──────── Trecho do texto

Jornal GGN – O Ipea lançou, a pedido do governo Bolsonaro, um estudo que “pode ser visto como uma sugestão de reforma da assistência complementar” (a palavra “social” aparentemente foi banida do vocabulário dos liberais à frente da iniciativa). A proposta (veja a íntegra ao final) propõe fundir 4 programas (o Bolsa Família, o Salário-Família, a dedução por dependente para crianças no Imposto de Renda de Pessoa Física e o Abono Salarial) em um único projeto.

A ideia, expressamente comprometida com a “equilíbrio fiscal”, é juntar o orçamento atual dos 4 programas, que totaliza R$ 52 bilhões, e gerar um projeto novo com 3 tipos de benefícios. Um deles chama atenção porque será distribuído não só às famílias pobres, mas também àquelas consideradas “ricas” pelo próprio governo (embora o critério não esteja claro), desde que tenham em casa crianças e jovens de 0 a 18 anos.

Esse “benefício universal” consumiria 56% do orçamento total, ou 29,2 bilhões de reais (o que equivale ao gasto total com Bolsa Família hoje). “Isto ocorre porque todas as crianças, de famílias ricas ou pobres, receberiam este benefício”, frisa o estudo.

Na justificativa, os idealizadores afirmam que um “benefício universal” tem a vantagem de aumentar a quantidade de famílias pobres assistidas e, ao mesmo tempo, acabar com os “estigmas” que existem em torno do Bolsa Família. Além disso, vai promover a “percepção simbólica de que todas as crianças e adolescentes, independentemente de suas características econômicas, sociais ou individuais, são valorizados pelo Estado.”

Como não pretende reduzir e muito menos aumentar a proposta orçamentária para assistência social, na prática, a proposta em estudo pelo governo Bolsonaro vai prejudicar principalmente as famílias que recebem Abono Salarial, Salário-Família e a dedução-criança no imposto de renda.

Ao longo das 45 páginas do estudo, fica claro que a equipe econômica não concorda com o funcionamento do Abono Salarial e com a dedução no Imposto de Renda para quem tem crianças como se dão hoje, classificando as iniciativas como “indefensável” ou “Bolsa Família para rico”. Assim, propõem mudanças em seu pagamento.

────────────────
──────── Itens fornecidos

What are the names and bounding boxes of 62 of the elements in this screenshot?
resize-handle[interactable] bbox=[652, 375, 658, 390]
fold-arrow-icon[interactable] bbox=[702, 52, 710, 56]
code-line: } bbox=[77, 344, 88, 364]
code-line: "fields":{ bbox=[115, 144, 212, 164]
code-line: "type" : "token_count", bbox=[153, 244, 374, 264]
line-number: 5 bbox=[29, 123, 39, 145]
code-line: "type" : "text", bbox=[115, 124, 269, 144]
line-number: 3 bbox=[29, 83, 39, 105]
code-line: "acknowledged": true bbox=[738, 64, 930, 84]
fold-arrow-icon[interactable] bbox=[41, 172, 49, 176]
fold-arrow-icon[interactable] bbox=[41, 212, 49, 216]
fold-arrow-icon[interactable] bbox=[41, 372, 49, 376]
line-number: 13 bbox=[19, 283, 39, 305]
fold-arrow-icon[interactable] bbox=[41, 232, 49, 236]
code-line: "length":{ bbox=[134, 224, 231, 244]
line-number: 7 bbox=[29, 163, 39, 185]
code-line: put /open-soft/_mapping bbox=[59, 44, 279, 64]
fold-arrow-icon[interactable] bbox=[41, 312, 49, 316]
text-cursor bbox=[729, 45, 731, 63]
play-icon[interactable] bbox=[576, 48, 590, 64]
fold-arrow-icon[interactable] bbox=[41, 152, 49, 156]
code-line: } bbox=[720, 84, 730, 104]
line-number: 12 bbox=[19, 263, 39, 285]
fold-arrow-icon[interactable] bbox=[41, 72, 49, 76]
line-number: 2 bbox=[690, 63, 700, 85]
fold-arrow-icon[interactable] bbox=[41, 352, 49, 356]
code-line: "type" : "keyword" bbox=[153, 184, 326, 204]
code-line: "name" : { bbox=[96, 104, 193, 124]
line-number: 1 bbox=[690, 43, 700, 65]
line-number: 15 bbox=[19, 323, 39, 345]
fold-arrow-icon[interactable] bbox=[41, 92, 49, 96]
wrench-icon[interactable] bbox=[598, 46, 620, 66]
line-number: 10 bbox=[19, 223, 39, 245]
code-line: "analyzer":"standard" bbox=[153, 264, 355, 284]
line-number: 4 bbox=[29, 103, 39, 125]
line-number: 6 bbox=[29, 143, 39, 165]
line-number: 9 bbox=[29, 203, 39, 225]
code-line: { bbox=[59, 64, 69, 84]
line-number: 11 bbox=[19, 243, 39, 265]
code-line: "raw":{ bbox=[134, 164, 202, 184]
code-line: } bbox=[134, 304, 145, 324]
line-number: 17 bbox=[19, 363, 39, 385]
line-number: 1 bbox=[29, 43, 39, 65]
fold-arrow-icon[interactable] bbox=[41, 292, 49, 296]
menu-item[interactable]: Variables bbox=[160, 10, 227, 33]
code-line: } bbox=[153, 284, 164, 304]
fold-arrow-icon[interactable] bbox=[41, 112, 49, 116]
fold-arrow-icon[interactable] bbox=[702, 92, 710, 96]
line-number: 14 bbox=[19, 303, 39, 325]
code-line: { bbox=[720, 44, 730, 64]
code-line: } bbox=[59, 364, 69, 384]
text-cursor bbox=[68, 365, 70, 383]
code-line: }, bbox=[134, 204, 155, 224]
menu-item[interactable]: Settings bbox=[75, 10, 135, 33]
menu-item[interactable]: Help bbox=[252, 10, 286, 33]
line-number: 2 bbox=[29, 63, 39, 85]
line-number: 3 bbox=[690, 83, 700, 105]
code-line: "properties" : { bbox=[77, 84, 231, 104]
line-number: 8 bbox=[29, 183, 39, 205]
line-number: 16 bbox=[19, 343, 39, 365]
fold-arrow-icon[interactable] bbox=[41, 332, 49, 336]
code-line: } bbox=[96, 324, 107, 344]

────────────────

Tarefa escrita - Por favor, indique se cada afirmação a seguir está de acordo com o trecho sobre o estudo do Ipea. Responda sim ou não e cite as palavras exatas do trecho que decidem: (a) o estudo propõe reunir quatro programas em um único projeto; (b) o benefício universal ficaria com mais da metade do orçamento total; (c) a proposta pretende aumentar o orçamento da assistência social.

Resposta à tarefa -
(a) Sim: "propõe fundir 4 programas".
(b) Sim: "consumiria 56% do orçamento total".
(c) Não: "não pretende reduzir e muito menos aumentar a proposta orçamentária para assistência social".